Brief: Give the listing again exactly, omitting its images.

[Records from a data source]
Start

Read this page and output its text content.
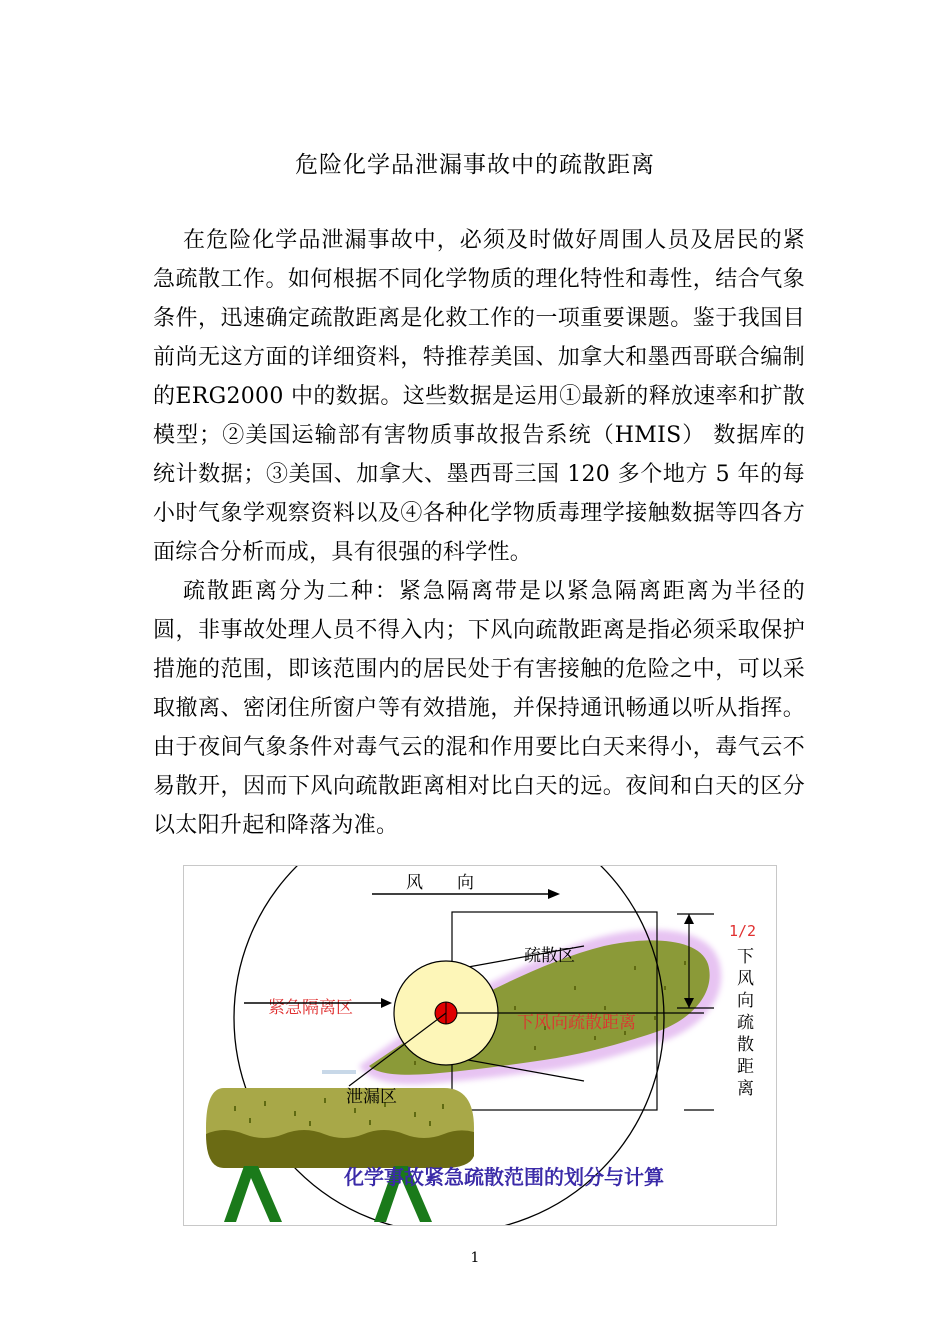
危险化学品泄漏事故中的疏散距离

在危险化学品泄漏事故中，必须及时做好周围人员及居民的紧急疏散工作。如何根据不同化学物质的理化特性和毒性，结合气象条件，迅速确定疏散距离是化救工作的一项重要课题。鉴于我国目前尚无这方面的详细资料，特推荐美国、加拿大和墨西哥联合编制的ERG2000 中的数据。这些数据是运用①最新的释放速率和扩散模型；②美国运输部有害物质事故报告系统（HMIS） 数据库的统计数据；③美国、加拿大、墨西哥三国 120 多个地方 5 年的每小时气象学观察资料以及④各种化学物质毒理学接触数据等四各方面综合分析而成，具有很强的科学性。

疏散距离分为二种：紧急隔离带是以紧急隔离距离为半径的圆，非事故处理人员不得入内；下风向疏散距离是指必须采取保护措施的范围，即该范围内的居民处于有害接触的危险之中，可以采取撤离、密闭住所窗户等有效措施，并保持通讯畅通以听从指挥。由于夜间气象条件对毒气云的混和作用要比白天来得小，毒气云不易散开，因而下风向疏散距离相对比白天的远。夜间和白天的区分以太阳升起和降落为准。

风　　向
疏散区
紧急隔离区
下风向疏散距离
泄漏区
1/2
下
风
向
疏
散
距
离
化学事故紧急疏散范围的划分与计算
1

End

Completed exercise:
Read this page and output its text content.
危险化学品泄漏事故中的疏散距离

在危险化学品泄漏事故中，必须及时做好周围人员及居民的紧急疏散工作。如何根据不同化学物质的理化特性和毒性，结合气象条件，迅速确定疏散距离是化救工作的一项重要课题。鉴于我国目前尚无这方面的详细资料，特推荐美国、加拿大和墨西哥联合编制的ERG2000 中的数据。这些数据是运用①最新的释放速率和扩散模型；②美国运输部有害物质事故报告系统（HMIS） 数据库的统计数据；③美国、加拿大、墨西哥三国 120 多个地方 5 年的每小时气象学观察资料以及④各种化学物质毒理学接触数据等四各方面综合分析而成，具有很强的科学性。

疏散距离分为二种：紧急隔离带是以紧急隔离距离为半径的圆，非事故处理人员不得入内；下风向疏散距离是指必须采取保护措施的范围，即该范围内的居民处于有害接触的危险之中，可以采取撤离、密闭住所窗户等有效措施，并保持通讯畅通以听从指挥。由于夜间气象条件对毒气云的混和作用要比白天来得小，毒气云不易散开，因而下风向疏散距离相对比白天的远。夜间和白天的区分以太阳升起和降落为准。

风　　向
疏散区
紧急隔离区
下风向疏散距离
泄漏区
1/2
下
风
向
疏
散
距
离
化学事故紧急疏散范围的划分与计算
1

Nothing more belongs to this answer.